WORK TO BE COMPLETED: Write out only the lines from the line containing "Give me the" to the end of the listing below, both included, exactly as they stand. Drop the pictures.

Figure content listings:
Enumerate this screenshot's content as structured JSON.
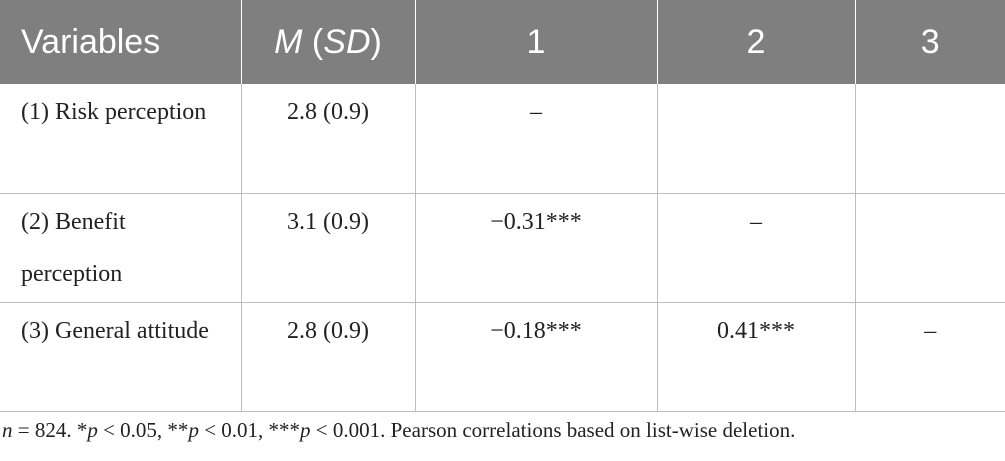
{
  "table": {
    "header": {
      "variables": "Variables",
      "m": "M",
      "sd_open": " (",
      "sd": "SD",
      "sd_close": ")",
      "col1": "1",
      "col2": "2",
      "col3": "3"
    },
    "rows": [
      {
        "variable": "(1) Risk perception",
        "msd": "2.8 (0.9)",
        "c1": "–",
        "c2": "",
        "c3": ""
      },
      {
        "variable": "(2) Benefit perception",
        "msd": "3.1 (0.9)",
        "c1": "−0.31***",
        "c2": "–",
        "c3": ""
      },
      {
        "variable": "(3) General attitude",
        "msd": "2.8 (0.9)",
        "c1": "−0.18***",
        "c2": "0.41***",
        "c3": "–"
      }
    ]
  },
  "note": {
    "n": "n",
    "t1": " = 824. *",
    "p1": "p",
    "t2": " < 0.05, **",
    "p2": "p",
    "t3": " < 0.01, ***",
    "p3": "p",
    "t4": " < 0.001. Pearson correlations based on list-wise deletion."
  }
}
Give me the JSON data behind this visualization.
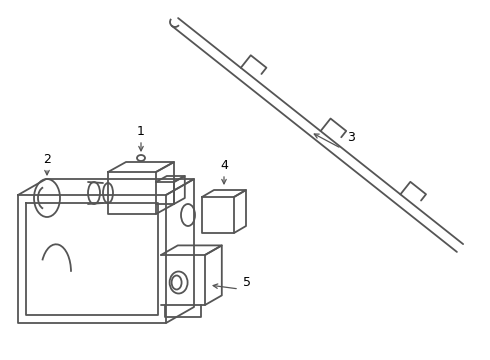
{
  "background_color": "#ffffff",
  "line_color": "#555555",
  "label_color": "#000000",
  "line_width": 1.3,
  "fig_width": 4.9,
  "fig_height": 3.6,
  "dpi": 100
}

ANSWER FOR THE TASK:
Give me the JSON data behind this visualization.
{
  "background_color": "#ffffff",
  "line_color": "#555555",
  "label_color": "#000000",
  "line_width": 1.3,
  "fig_width": 4.9,
  "fig_height": 3.6,
  "dpi": 100
}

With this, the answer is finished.